**What you should do**
Below are the records; pull every line that includes "JSON".

**Data provided**
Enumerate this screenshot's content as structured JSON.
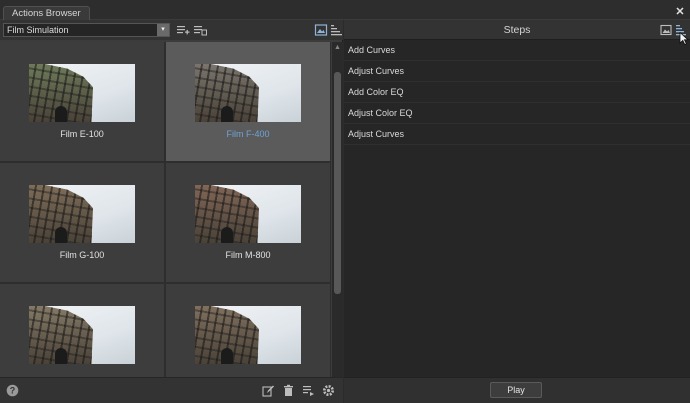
{
  "window": {
    "tab_title": "Actions Browser",
    "close_glyph": "✕"
  },
  "left_panel": {
    "category_select": {
      "value": "Film Simulation",
      "arrow_glyph": "▾"
    },
    "toolbar_icons": [
      "add-action-icon",
      "delete-action-icon",
      "view-thumbnails-icon",
      "view-list-icon"
    ],
    "presets": [
      {
        "label": "Film E-100",
        "selected": false,
        "tint": "#6e7a5a"
      },
      {
        "label": "Film F-400",
        "selected": true,
        "tint": "#7a746c"
      },
      {
        "label": "Film G-100",
        "selected": false,
        "tint": "#7e6d58"
      },
      {
        "label": "Film M-800",
        "selected": false,
        "tint": "#806656"
      },
      {
        "label": "",
        "selected": false,
        "tint": "#857a66"
      },
      {
        "label": "",
        "selected": false,
        "tint": "#80705e"
      }
    ],
    "footer_icons": [
      "help-icon",
      "edit-icon",
      "trash-icon",
      "list-add-icon",
      "gear-icon"
    ]
  },
  "right_panel": {
    "title": "Steps",
    "steps": [
      "Add Curves",
      "Adjust Curves",
      "Add Color EQ",
      "Adjust Color EQ",
      "Adjust Curves"
    ],
    "play_label": "Play"
  },
  "colors": {
    "accent_selected_text": "#6fa3d6",
    "panel_bg": "#262626"
  }
}
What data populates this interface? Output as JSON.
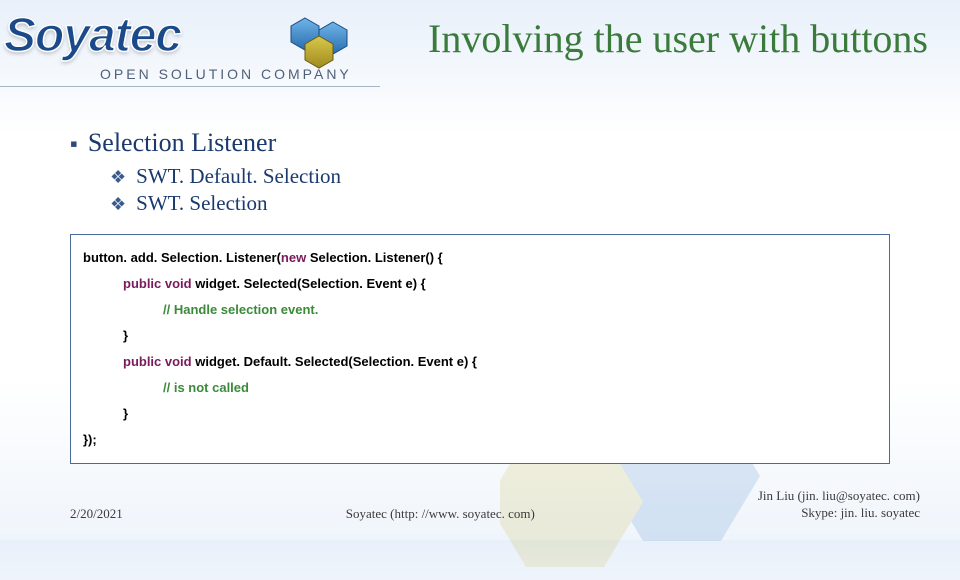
{
  "logo": {
    "brand": "Soyatec",
    "tagline": "Open Solution Company"
  },
  "title": "Involving the user with buttons",
  "bullets": {
    "l1": "Selection Listener",
    "l2a": "SWT. Default. Selection",
    "l2b": "SWT. Selection"
  },
  "code": {
    "line1a": "button. add. Selection. Listener(",
    "line1_new": "new",
    "line1b": " Selection. Listener() {",
    "line2_kw": "public void",
    "line2b": " widget. Selected(Selection. Event e) {",
    "line3_cm": "// Handle selection event.",
    "line4": "}",
    "line5_kw": "public void",
    "line5b": " widget. Default. Selected(Selection. Event e) {",
    "line6_cm": "// is not called",
    "line7": "}",
    "line8": "});"
  },
  "footer": {
    "date": "2/20/2021",
    "center": "Soyatec (http: //www. soyatec. com)",
    "r1": "Jin Liu (jin. liu@soyatec. com)",
    "r2": "Skype: jin. liu. soyatec"
  }
}
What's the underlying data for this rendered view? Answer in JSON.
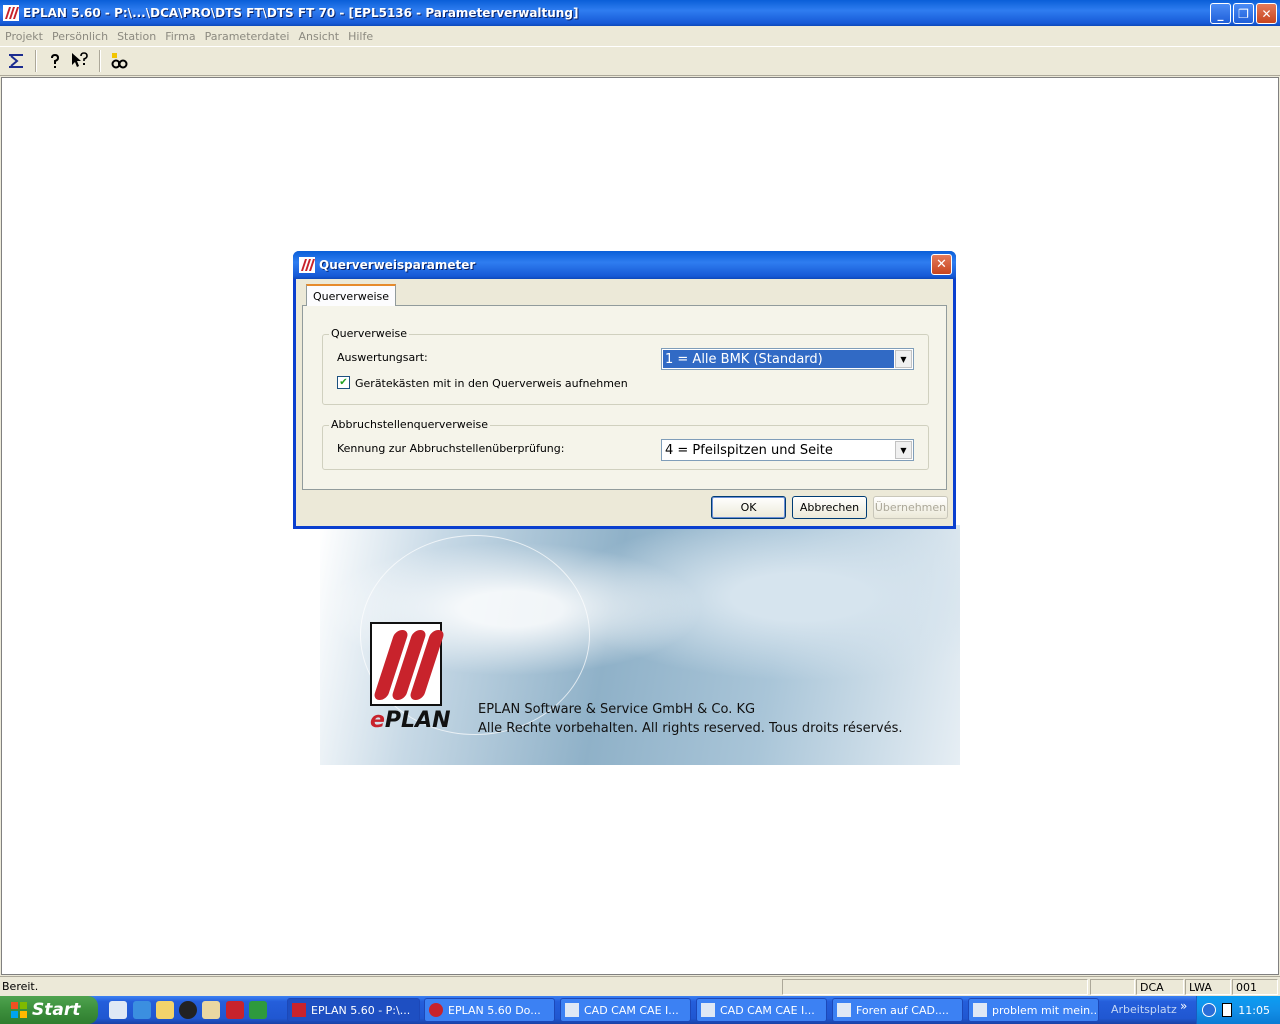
{
  "window": {
    "title": "EPLAN 5.60 - P:\\...\\DCA\\PRO\\DTS FT\\DTS FT 70 - [EPL5136 - Parameterverwaltung]",
    "buttons": {
      "minimize": "_",
      "restore": "❐",
      "close": "✕"
    }
  },
  "menu": {
    "items": [
      "Projekt",
      "Persönlich",
      "Station",
      "Firma",
      "Parameterdatei",
      "Ansicht",
      "Hilfe"
    ]
  },
  "toolbar": {
    "icons": [
      "sigma-icon",
      "help-icon",
      "context-help-icon",
      "search-icon"
    ]
  },
  "splash": {
    "logo_e": "e",
    "logo_plan": "PLAN",
    "line1": "EPLAN Software & Service GmbH & Co. KG",
    "line2": "Alle Rechte vorbehalten. All rights reserved. Tous droits réservés."
  },
  "dialog": {
    "title": "Querverweisparameter",
    "close": "✕",
    "tab": "Querverweise",
    "group1": {
      "label": "Querverweise",
      "auswertungsart_label": "Auswertungsart:",
      "auswertungsart_value": "1 = Alle BMK (Standard)",
      "checkbox_label": "Gerätekästen mit in den Querverweis aufnehmen",
      "checkbox_checked": true
    },
    "group2": {
      "label": "Abbruchstellenquerverweise",
      "kennung_label": "Kennung zur Abbruchstellenüberprüfung:",
      "kennung_value": "4 = Pfeilspitzen und Seite"
    },
    "buttons": {
      "ok": "OK",
      "cancel": "Abbrechen",
      "apply": "Übernehmen"
    }
  },
  "status": {
    "text": "Bereit.",
    "panes": [
      "DCA",
      "LWA",
      "001"
    ]
  },
  "taskbar": {
    "start": "Start",
    "tasks": [
      {
        "label": "EPLAN 5.60 - P:\\...",
        "active": true
      },
      {
        "label": "EPLAN 5.60   Do...",
        "active": false
      },
      {
        "label": "CAD CAM CAE I...",
        "active": false
      },
      {
        "label": "CAD CAM CAE I...",
        "active": false
      },
      {
        "label": "Foren auf CAD....",
        "active": false
      },
      {
        "label": "problem mit mein...",
        "active": false
      }
    ],
    "arbeitsplatz": "Arbeitsplatz",
    "chevron": "»",
    "clock": "11:05"
  },
  "colors": {
    "titlebar": "#0a5fd8",
    "selection": "#316ac5",
    "logo_red": "#c8232c",
    "start_green": "#3c8f3c"
  }
}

**Exercise result**
Enumerate this screenshot's content as structured JSON.
What data populates this interface? Output as JSON.
What's the underlying data for this rendered view? Answer in JSON.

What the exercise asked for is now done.